-- 提示テキスト --
----
そして「こども食堂はどうあるべきか?」と最終段階を考える前に、「自分がこどもの時に楽しかった経験は?」のように、実体験から話しあえるように促すことも大切です。そして更に「楽しかった理由は?」などの問いで、話し合いを深めていくことができます。

考えを深めたり広げたりする問い

この問いは、メンバーに対する問いです。ファシリテーター側が何も考えずに問いかけだけしても、参加者に強制的に考えさせる状態に陥ってしまいます。ファシリテーター側も頭を回転させ、参加者の思考を深めたり、話題の幅を広げるための工夫をする意識を持ちましょう。

徳田太郎・鈴木まり子.2024.ソーシャル・ファシリテーションを参考に作成

「見える化」する

テーマを設定し、約束事を決めて進める話し合いでも、気がつくとテーマがズレたり話し合いが噛み合わないこともあります。話し合いで発せられた言葉は、耳でキャッチしますが、目では見えないためとても頭で整理することが難しいです。

そこで効果的なのが、発せられた言葉を「見える化」するということです。「見える化」は、テーマに集中し、互いの意見を理解し合うことにもつながります。

「見える化」を考える①:何を「見える化」する?

「何を話しあうのか」「どう話し合われているか」の2つの「見える化」があります。
----
-- データ抜粋 --
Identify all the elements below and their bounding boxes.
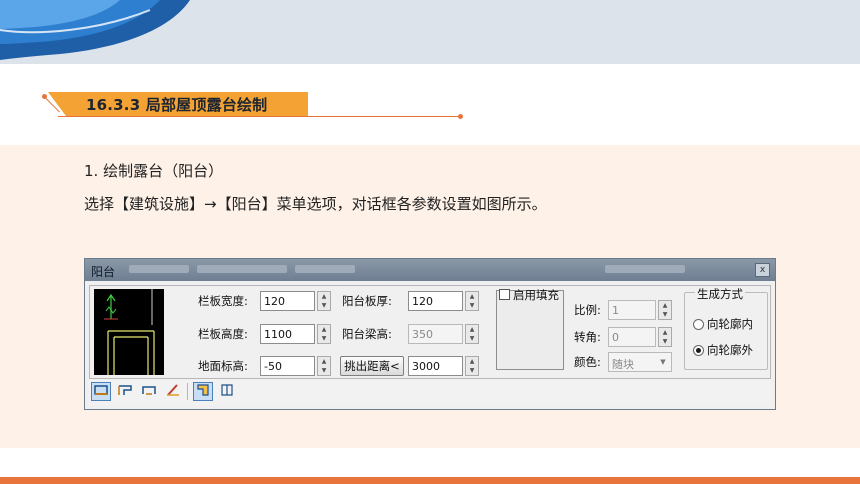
ground-elevation-label: 地面标高: <box>198 359 248 373</box>
balcony-dialog: 阳台 x 栏板宽度: 120 ▲ ▼ 栏板高度: 1100 ▲ ▼ 地面标高: … <box>84 258 776 410</box>
ground-elevation-spinner[interactable]: ▲ ▼ <box>317 356 331 376</box>
toolbar-separator <box>187 383 188 400</box>
straight-balcony-tool-icon[interactable] <box>91 382 111 401</box>
chevron-down-icon: ▼ <box>660 358 666 366</box>
rail-height-input[interactable]: 1100 <box>260 324 315 344</box>
draw-outline-tool-icon[interactable] <box>163 382 183 401</box>
section-title: 16.3.3 局部屋顶露台绘制 <box>86 96 268 114</box>
heading-dot-right <box>458 114 463 119</box>
rail-width-input[interactable]: 120 <box>260 291 315 311</box>
mode-toolbar <box>89 379 771 405</box>
scale-input[interactable]: 1 <box>608 300 656 320</box>
slab-thickness-spinner[interactable]: ▲ ▼ <box>465 291 479 311</box>
outward-label: 向轮廓外 <box>707 343 753 357</box>
instruction-text: 选择【建筑设施】→【阳台】菜单选项，对话框各参数设置如图所示。 <box>84 195 547 213</box>
inward-label: 向轮廓内 <box>707 317 753 331</box>
slide: 16.3.3 局部屋顶露台绘制 1. 绘制露台（阳台） 选择【建筑设施】→【阳台… <box>0 0 860 484</box>
angle-input[interactable]: 0 <box>608 327 656 347</box>
dialog-title: 阳台 <box>91 265 116 279</box>
dialog-titlebar: 阳台 x <box>85 259 775 281</box>
slab-thickness-label: 阳台板厚: <box>342 294 392 308</box>
angle-spinner[interactable]: ▲ ▼ <box>658 327 672 347</box>
color-select[interactable]: 随块 ▼ <box>608 352 672 372</box>
section-heading: 16.3.3 局部屋顶露台绘制 <box>40 84 470 124</box>
rail-height-label: 栏板高度: <box>198 327 248 341</box>
decorative-wave <box>0 0 190 60</box>
outward-radio[interactable] <box>693 345 704 356</box>
scale-label: 比例: <box>574 303 601 317</box>
three-side-balcony-tool-icon[interactable] <box>139 382 159 401</box>
angle-label: 转角: <box>574 330 601 344</box>
generation-mode-group: 生成方式 向轮廓内 向轮廓外 <box>684 286 768 370</box>
beam-height-input[interactable]: 350 <box>408 324 463 344</box>
balcony-preview <box>94 289 164 375</box>
header-band <box>0 0 860 64</box>
rail-width-label: 栏板宽度: <box>198 294 248 308</box>
slab-thickness-input[interactable]: 120 <box>408 291 463 311</box>
corner-balcony-tool-icon[interactable] <box>115 382 135 401</box>
scale-spinner[interactable]: ▲ ▼ <box>658 300 672 320</box>
dialog-body: 栏板宽度: 120 ▲ ▼ 栏板高度: 1100 ▲ ▼ 地面标高: -50 ▲ ▼ … <box>89 285 771 379</box>
select-wall-tool-icon[interactable] <box>193 382 213 401</box>
rail-width-spinner[interactable]: ▲ ▼ <box>317 291 331 311</box>
footer-bar <box>0 477 860 484</box>
overhang-distance-button[interactable]: 挑出距离< <box>340 356 404 376</box>
pick-outline-tool-icon[interactable] <box>217 382 237 401</box>
enable-fill-label: 启用填充 <box>513 288 559 302</box>
heading-underline <box>58 116 460 117</box>
overhang-distance-spinner[interactable]: ▲ ▼ <box>465 356 479 376</box>
beam-height-spinner[interactable]: ▲ ▼ <box>465 324 479 344</box>
ground-elevation-input[interactable]: -50 <box>260 356 315 376</box>
close-button[interactable]: x <box>755 263 770 277</box>
step-heading: 1. 绘制露台（阳台） <box>84 162 224 180</box>
rail-height-spinner[interactable]: ▲ ▼ <box>317 324 331 344</box>
enable-fill-checkbox[interactable] <box>499 289 510 300</box>
color-label: 颜色: <box>574 355 601 369</box>
inward-radio[interactable] <box>693 319 704 330</box>
beam-height-label: 阳台梁高: <box>342 327 392 341</box>
generation-mode-label: 生成方式 <box>695 286 745 302</box>
overhang-distance-input[interactable]: 3000 <box>408 356 463 376</box>
color-select-value: 随块 <box>612 358 634 371</box>
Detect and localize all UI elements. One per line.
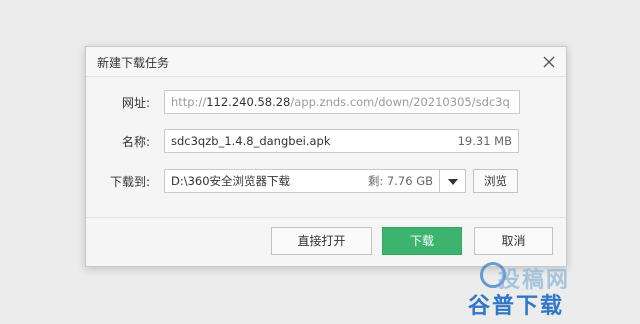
url-row: 网址: http://112.240.58.28/app.znds.com/do… <box>86 90 566 114</box>
browse-button[interactable]: 浏览 <box>473 169 518 193</box>
name-row: 名称: sdc3qzb_1.4.8_dangbei.apk 19.31 MB <box>86 129 566 153</box>
chevron-down-icon <box>448 179 458 185</box>
site-watermark: 投稿网 谷普下载 <box>458 262 628 319</box>
file-name-value: sdc3qzb_1.4.8_dangbei.apk <box>171 134 331 148</box>
free-space: 剩: 7.76 GB <box>367 174 433 188</box>
file-name-field[interactable]: sdc3qzb_1.4.8_dangbei.apk 19.31 MB <box>164 129 519 153</box>
dir-row: 下载到: D:\360安全浏览器下载 剩: 7.76 GB 浏览 <box>86 169 566 193</box>
dialog-footer: 直接打开 下载 取消 <box>86 217 566 266</box>
download-button[interactable]: 下载 <box>382 227 462 255</box>
url-label: 网址: <box>121 96 150 110</box>
dir-dropdown-button[interactable] <box>440 169 466 193</box>
url-field[interactable]: http://112.240.58.28/app.znds.com/down/2… <box>164 90 520 114</box>
name-label: 名称: <box>121 135 150 149</box>
new-download-dialog: 新建下载任务 网址: http://112.240.58.28/app.znds… <box>85 46 567 267</box>
open-directly-button[interactable]: 直接打开 <box>271 227 372 255</box>
url-host: 112.240.58.28 <box>206 95 291 109</box>
file-size: 19.31 MB <box>457 134 512 148</box>
url-prefix: http:// <box>171 95 207 109</box>
save-dir-value: D:\360安全浏览器下载 <box>171 174 291 188</box>
url-path: /app.znds.com/down/20210305/sdc3q <box>290 95 510 109</box>
save-dir-field[interactable]: D:\360安全浏览器下载 剩: 7.76 GB <box>164 169 440 193</box>
dialog-title: 新建下载任务 <box>97 56 170 70</box>
dir-label: 下载到: <box>109 175 150 189</box>
cancel-button[interactable]: 取消 <box>474 227 553 255</box>
watermark-text-bottom: 谷普下载 <box>468 294 565 319</box>
close-icon[interactable] <box>541 54 557 70</box>
dialog-titlebar: 新建下载任务 <box>86 47 566 77</box>
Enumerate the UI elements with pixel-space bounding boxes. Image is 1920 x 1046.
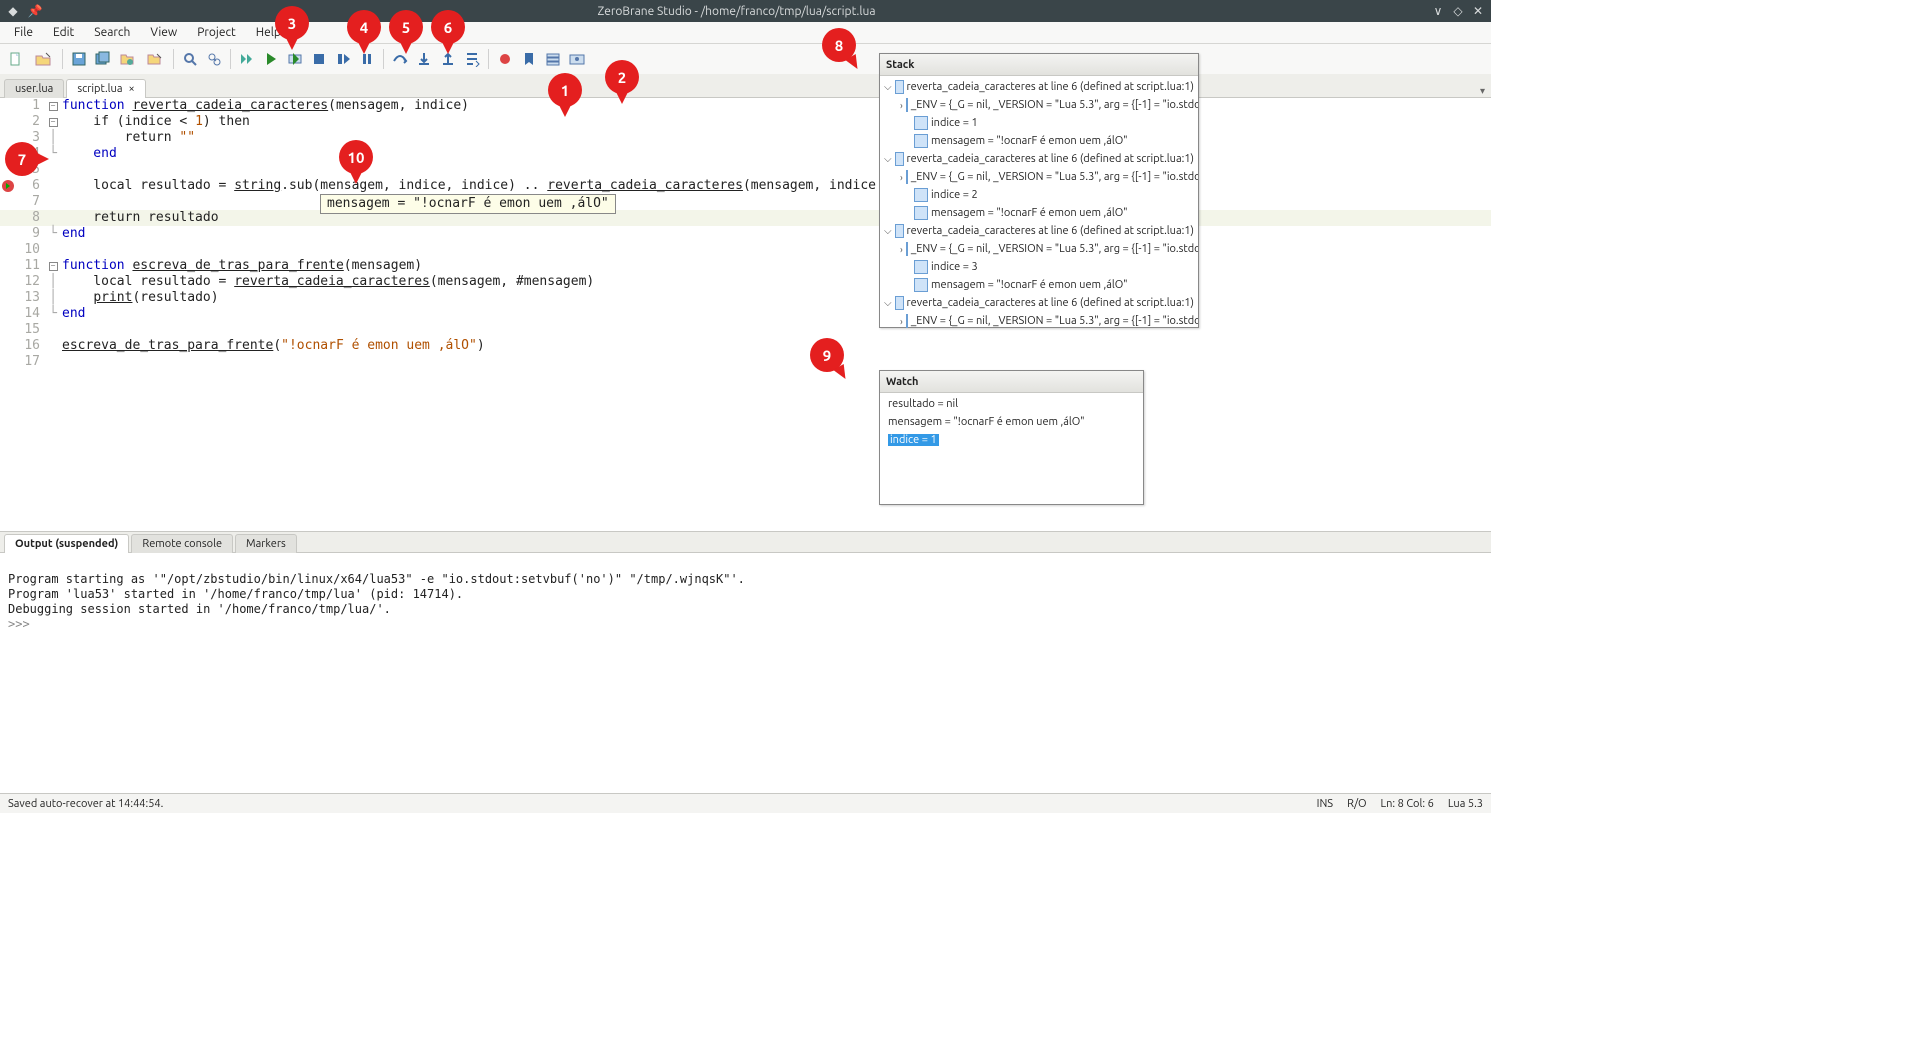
console-prompt: >>>: [8, 617, 30, 631]
titlebar: ◆ 📌 ZeroBrane Studio - /home/franco/tmp/…: [0, 0, 1491, 22]
recent-projects-icon[interactable]: [141, 49, 167, 69]
watch-mensagem[interactable]: mensagem = "!ocnarF é emon uem ,álO": [888, 416, 1085, 428]
var-icon: [906, 170, 908, 184]
run-icon[interactable]: [261, 49, 281, 69]
stack-panel[interactable]: Stack ⌵reverta_cadeia_caracteres at line…: [879, 53, 1199, 328]
callout-7: 7: [5, 142, 39, 176]
stack-frame-icon: [895, 296, 904, 310]
tab-script[interactable]: script.lua×: [66, 79, 145, 98]
statusbar: Saved auto-recover at 14:44:54. INS R/O …: [0, 793, 1491, 813]
new-file-icon[interactable]: [6, 49, 26, 69]
var-icon: [914, 116, 928, 130]
tree-toggle-icon[interactable]: ›: [900, 316, 903, 327]
var-icon: [914, 260, 928, 274]
var-icon: [906, 98, 908, 112]
step-into-icon[interactable]: [414, 49, 434, 69]
output-console[interactable]: Program starting as '"/opt/zbstudio/bin/…: [0, 553, 1491, 793]
var-icon: [906, 242, 908, 256]
app-menu-icon[interactable]: ◆: [6, 4, 20, 18]
callout-4: 4: [347, 10, 381, 44]
menu-edit[interactable]: Edit: [43, 23, 84, 42]
menu-search[interactable]: Search: [84, 23, 140, 42]
status-message: Saved auto-recover at 14:44:54.: [8, 798, 163, 810]
menu-view[interactable]: View: [140, 23, 187, 42]
breakpoint-marker[interactable]: [2, 180, 14, 192]
callout-5: 5: [389, 10, 423, 44]
stack-frame-icon: [895, 80, 904, 94]
watch-panel[interactable]: Watch resultado = nil mensagem = "!ocnar…: [879, 370, 1144, 505]
pause-continue-icon[interactable]: [333, 49, 353, 69]
var-icon: [914, 206, 928, 220]
var-icon: [914, 188, 928, 202]
watch-indice[interactable]: indice = 1: [888, 434, 939, 446]
stack-panel-title[interactable]: Stack: [880, 54, 1198, 76]
callout-3: 3: [275, 6, 309, 40]
stack-frame-icon: [895, 152, 904, 166]
output-tabs: Output (suspended) Remote console Marker…: [0, 531, 1491, 553]
close-button[interactable]: ✕: [1471, 4, 1485, 18]
tab-user[interactable]: user.lua: [4, 79, 64, 98]
tab-markers[interactable]: Markers: [235, 534, 297, 553]
tree-toggle-icon[interactable]: ›: [900, 172, 903, 183]
tree-toggle-icon[interactable]: ⌵: [884, 297, 892, 309]
stop-icon[interactable]: [309, 49, 329, 69]
tab-output[interactable]: Output (suspended): [4, 534, 129, 553]
watch-panel-title[interactable]: Watch: [880, 371, 1143, 393]
replace-icon[interactable]: [204, 49, 224, 69]
menu-project[interactable]: Project: [187, 23, 246, 42]
callout-2: 2: [605, 60, 639, 94]
save-icon[interactable]: [69, 49, 89, 69]
code-editor[interactable]: 1−function reverta_cadeia_caracteres(men…: [0, 98, 1491, 531]
watch-resultado[interactable]: resultado = nil: [888, 398, 958, 410]
project-dir-icon[interactable]: [117, 49, 137, 69]
run-to-cursor-icon[interactable]: [462, 49, 482, 69]
toolbar: [0, 44, 1491, 74]
callout-10: 10: [339, 140, 373, 174]
var-icon: [906, 314, 908, 328]
tree-toggle-icon[interactable]: ›: [900, 100, 903, 111]
find-icon[interactable]: [180, 49, 200, 69]
callout-8: 8: [822, 28, 856, 62]
tree-toggle-icon[interactable]: ⌵: [884, 153, 892, 165]
minimize-button[interactable]: ∨: [1431, 4, 1445, 18]
debug-icon[interactable]: [285, 49, 305, 69]
tree-toggle-icon[interactable]: ⌵: [884, 81, 892, 93]
run-fast-icon[interactable]: [237, 49, 257, 69]
status-position: Ln: 8 Col: 6: [1381, 798, 1434, 810]
tree-toggle-icon[interactable]: ⌵: [884, 225, 892, 237]
var-icon: [914, 134, 928, 148]
watch-view-icon[interactable]: [567, 49, 587, 69]
pin-icon[interactable]: 📌: [28, 4, 42, 18]
save-all-icon[interactable]: [93, 49, 113, 69]
window-title: ZeroBrane Studio - /home/franco/tmp/lua/…: [42, 5, 1431, 18]
stack-view-icon[interactable]: [543, 49, 563, 69]
status-lua-version: Lua 5.3: [1448, 798, 1483, 810]
callout-9: 9: [810, 338, 844, 372]
open-file-icon[interactable]: [30, 49, 56, 69]
close-tab-icon[interactable]: ×: [128, 83, 134, 95]
callout-1: 1: [548, 73, 582, 107]
toggle-breakpoint-icon[interactable]: [495, 49, 515, 69]
editor-tabs: user.lua script.lua× ▾: [0, 74, 1491, 98]
status-ro: R/O: [1347, 798, 1366, 810]
callout-6: 6: [431, 10, 465, 44]
toggle-bookmark-icon[interactable]: [519, 49, 539, 69]
hover-tooltip: mensagem = "!ocnarF é emon uem ,álO": [320, 194, 616, 214]
tree-toggle-icon[interactable]: ›: [900, 244, 903, 255]
tab-remote-console[interactable]: Remote console: [131, 534, 233, 553]
menu-file[interactable]: File: [4, 23, 43, 42]
menubar: File Edit Search View Project Help: [0, 22, 1491, 44]
status-ins: INS: [1317, 798, 1333, 810]
tabs-dropdown-icon[interactable]: ▾: [1480, 85, 1485, 97]
maximize-button[interactable]: ◇: [1451, 4, 1465, 18]
var-icon: [914, 278, 928, 292]
stack-frame-icon: [895, 224, 904, 238]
----
-- 課題内容 --
話し合いの進め方についての文章を、「そして「こども食堂はどうある」を含む箇所から書き始めて「夫をする意識を持ちましょう。」のところで止め、一字一句たがえずに書き写してもらえますか? 答えるときは提示テキストだけを手がかりにしてください。

-- 正答 --
そして「こども食堂はどうあるべきか?」と最終段階を考える前に、「自分がこどもの時に楽しかった経験は?」のように、実体験から話しあえるように促すことも大切です。そして更に「楽しかった理由は?」などの問いで、話し合いを深めていくことができます。

考えを深めたり広げたりする問い

この問いは、メンバーに対する問いです。ファシリテーター側が何も考えずに問いかけだけしても、参加者に強制的に考えさせる状態に陥ってしまいます。ファシリテーター側も頭を回転させ、参加者の思考を深めたり、話題の幅を広げるための工夫をする意識を持ちましょう。